Data records:

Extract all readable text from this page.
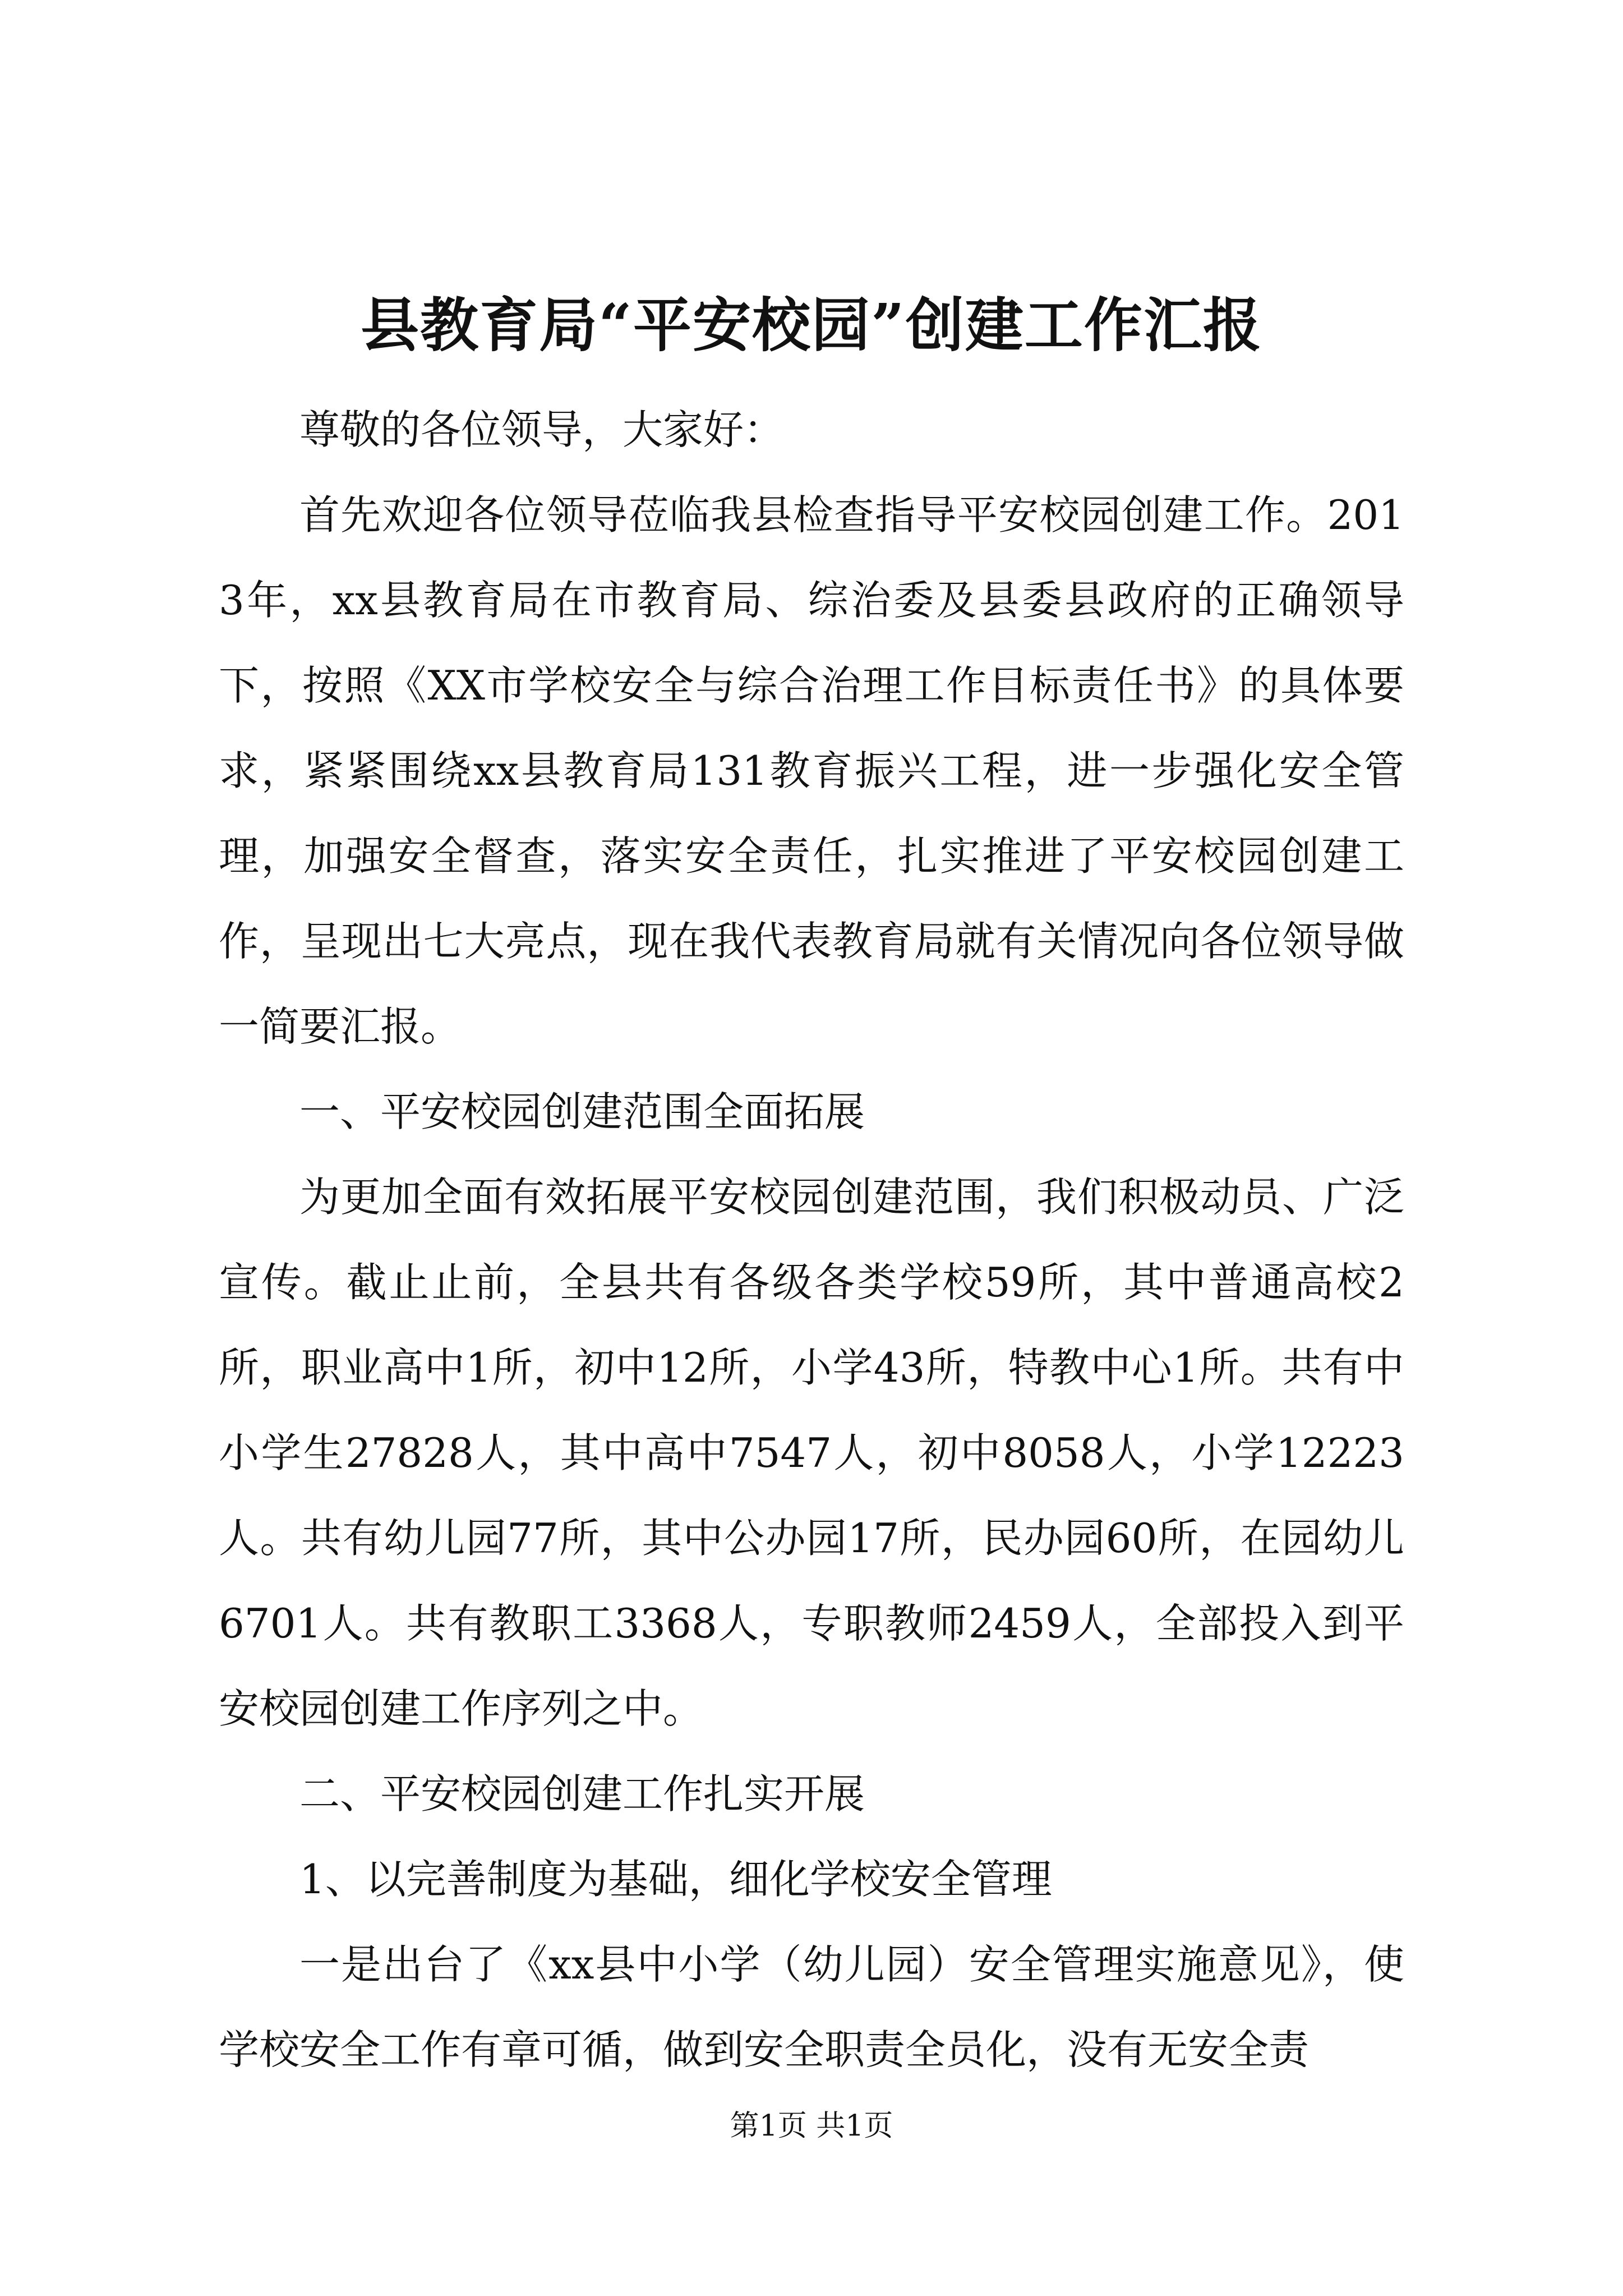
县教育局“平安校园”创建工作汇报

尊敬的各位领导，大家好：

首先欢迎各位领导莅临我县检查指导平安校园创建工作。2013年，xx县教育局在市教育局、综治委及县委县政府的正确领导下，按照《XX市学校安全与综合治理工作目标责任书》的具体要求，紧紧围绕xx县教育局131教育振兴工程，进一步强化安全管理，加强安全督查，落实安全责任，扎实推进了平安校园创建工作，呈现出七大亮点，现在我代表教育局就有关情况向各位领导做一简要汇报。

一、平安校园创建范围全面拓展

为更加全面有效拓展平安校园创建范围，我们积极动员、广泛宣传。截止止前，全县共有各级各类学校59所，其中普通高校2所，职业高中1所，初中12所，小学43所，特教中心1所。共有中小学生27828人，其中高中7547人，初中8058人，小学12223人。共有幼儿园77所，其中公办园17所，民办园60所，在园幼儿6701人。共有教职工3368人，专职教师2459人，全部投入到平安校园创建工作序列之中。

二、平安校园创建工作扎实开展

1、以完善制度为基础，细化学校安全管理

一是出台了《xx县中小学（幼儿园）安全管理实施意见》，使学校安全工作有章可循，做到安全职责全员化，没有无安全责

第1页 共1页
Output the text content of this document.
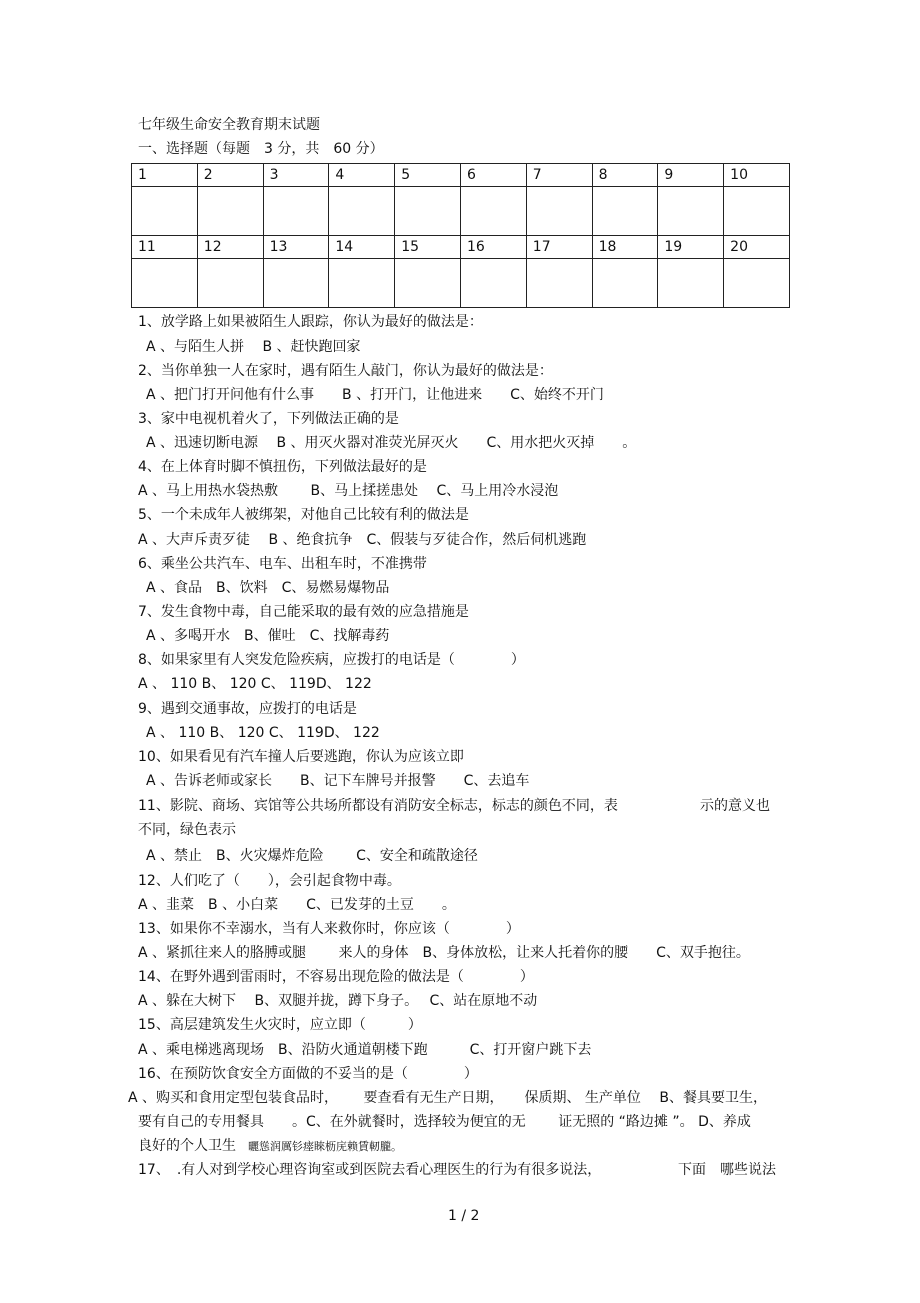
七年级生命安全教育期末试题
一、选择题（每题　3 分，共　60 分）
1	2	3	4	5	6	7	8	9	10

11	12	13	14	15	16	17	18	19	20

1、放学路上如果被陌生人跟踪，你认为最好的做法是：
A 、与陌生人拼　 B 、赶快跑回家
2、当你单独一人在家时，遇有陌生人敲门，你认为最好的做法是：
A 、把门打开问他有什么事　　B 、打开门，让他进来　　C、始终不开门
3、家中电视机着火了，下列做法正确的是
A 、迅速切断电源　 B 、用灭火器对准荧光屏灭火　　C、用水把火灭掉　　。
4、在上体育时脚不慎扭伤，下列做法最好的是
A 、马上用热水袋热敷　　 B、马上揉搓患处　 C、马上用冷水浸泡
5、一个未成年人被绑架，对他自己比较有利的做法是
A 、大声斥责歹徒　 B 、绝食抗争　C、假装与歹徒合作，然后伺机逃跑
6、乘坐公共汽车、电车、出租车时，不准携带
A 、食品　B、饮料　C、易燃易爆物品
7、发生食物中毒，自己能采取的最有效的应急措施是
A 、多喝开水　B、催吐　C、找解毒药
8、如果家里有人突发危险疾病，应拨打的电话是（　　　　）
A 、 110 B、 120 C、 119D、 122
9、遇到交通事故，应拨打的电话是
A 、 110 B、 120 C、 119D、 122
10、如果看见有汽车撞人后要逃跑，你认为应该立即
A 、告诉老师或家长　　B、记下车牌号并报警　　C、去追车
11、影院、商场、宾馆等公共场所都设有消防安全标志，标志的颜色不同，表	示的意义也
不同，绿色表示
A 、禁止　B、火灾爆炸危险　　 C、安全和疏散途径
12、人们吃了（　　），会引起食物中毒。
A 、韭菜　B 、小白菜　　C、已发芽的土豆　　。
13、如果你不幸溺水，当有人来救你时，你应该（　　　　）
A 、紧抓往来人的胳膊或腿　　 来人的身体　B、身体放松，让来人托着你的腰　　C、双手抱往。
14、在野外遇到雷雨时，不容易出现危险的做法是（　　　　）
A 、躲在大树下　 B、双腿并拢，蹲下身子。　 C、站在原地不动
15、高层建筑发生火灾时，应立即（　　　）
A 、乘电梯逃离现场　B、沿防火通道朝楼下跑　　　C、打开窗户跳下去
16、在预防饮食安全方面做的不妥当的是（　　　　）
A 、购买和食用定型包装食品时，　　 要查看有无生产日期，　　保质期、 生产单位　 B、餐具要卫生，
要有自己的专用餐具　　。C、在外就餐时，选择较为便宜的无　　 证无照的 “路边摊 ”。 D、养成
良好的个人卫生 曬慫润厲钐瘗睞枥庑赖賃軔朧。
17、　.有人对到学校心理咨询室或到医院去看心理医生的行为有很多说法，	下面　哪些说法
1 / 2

▶ [Goal]: All of the lines above should be printed exactly, minus the pictures.

▶ [Solution to this exercise]:
Extract all readable text from this page.
县教育局“平安校园”创建工作汇报

尊敬的各位领导，大家好：

首先欢迎各位领导莅临我县检查指导平安校园创建工作。2013年，xx县教育局在市教育局、综治委及县委县政府的正确领导下，按照《XX市学校安全与综合治理工作目标责任书》的具体要求，紧紧围绕xx县教育局131教育振兴工程，进一步强化安全管理，加强安全督查，落实安全责任，扎实推进了平安校园创建工作，呈现出七大亮点，现在我代表教育局就有关情况向各位领导做一简要汇报。

一、平安校园创建范围全面拓展

为更加全面有效拓展平安校园创建范围，我们积极动员、广泛宣传。截止止前，全县共有各级各类学校59所，其中普通高校2所，职业高中1所，初中12所，小学43所，特教中心1所。共有中小学生27828人，其中高中7547人，初中8058人，小学12223人。共有幼儿园77所，其中公办园17所，民办园60所，在园幼儿6701人。共有教职工3368人，专职教师2459人，全部投入到平安校园创建工作序列之中。

二、平安校园创建工作扎实开展

1、以完善制度为基础，细化学校安全管理

一是出台了《xx县中小学（幼儿园）安全管理实施意见》，使学校安全工作有章可循，做到安全职责全员化，没有无安全责

第1页 共1页
Output the text content of this document.
七年级生命安全教育期末试题
一、选择题（每题　3 分，共　60 分）
1	2	3	4	5	6	7	8	9	10

11	12	13	14	15	16	17	18	19	20

1、放学路上如果被陌生人跟踪，你认为最好的做法是：
A 、与陌生人拼　 B 、赶快跑回家
2、当你单独一人在家时，遇有陌生人敲门，你认为最好的做法是：
A 、把门打开问他有什么事　　B 、打开门，让他进来　　C、始终不开门
3、家中电视机着火了，下列做法正确的是
A 、迅速切断电源　 B 、用灭火器对准荧光屏灭火　　C、用水把火灭掉　　。
4、在上体育时脚不慎扭伤，下列做法最好的是
A 、马上用热水袋热敷　　 B、马上揉搓患处　 C、马上用冷水浸泡
5、一个未成年人被绑架，对他自己比较有利的做法是
A 、大声斥责歹徒　 B 、绝食抗争　C、假装与歹徒合作，然后伺机逃跑
6、乘坐公共汽车、电车、出租车时，不准携带
A 、食品　B、饮料　C、易燃易爆物品
7、发生食物中毒，自己能采取的最有效的应急措施是
A 、多喝开水　B、催吐　C、找解毒药
8、如果家里有人突发危险疾病，应拨打的电话是（　　　　）
A 、 110 B、 120 C、 119D、 122
9、遇到交通事故，应拨打的电话是
A 、 110 B、 120 C、 119D、 122
10、如果看见有汽车撞人后要逃跑，你认为应该立即
A 、告诉老师或家长　　B、记下车牌号并报警　　C、去追车
11、影院、商场、宾馆等公共场所都设有消防安全标志，标志的颜色不同，表	示的意义也
不同，绿色表示
A 、禁止　B、火灾爆炸危险　　 C、安全和疏散途径
12、人们吃了（　　），会引起食物中毒。
A 、韭菜　B 、小白菜　　C、已发芽的土豆　　。
13、如果你不幸溺水，当有人来救你时，你应该（　　　　）
A 、紧抓往来人的胳膊或腿　　 来人的身体　B、身体放松，让来人托着你的腰　　C、双手抱往。
14、在野外遇到雷雨时，不容易出现危险的做法是（　　　　）
A 、躲在大树下　 B、双腿并拢，蹲下身子。　 C、站在原地不动
15、高层建筑发生火灾时，应立即（　　　）
A 、乘电梯逃离现场　B、沿防火通道朝楼下跑　　　C、打开窗户跳下去
16、在预防饮食安全方面做的不妥当的是（　　　　）
A 、购买和食用定型包装食品时，　　 要查看有无生产日期，　　保质期、 生产单位　 B、餐具要卫生，
要有自己的专用餐具　　。C、在外就餐时，选择较为便宜的无　　 证无照的 “路边摊 ”。 D、养成
良好的个人卫生 曬慫润厲钐瘗睞枥庑赖賃軔朧。
17、　.有人对到学校心理咨询室或到医院去看心理医生的行为有很多说法，	下面　哪些说法
1 / 2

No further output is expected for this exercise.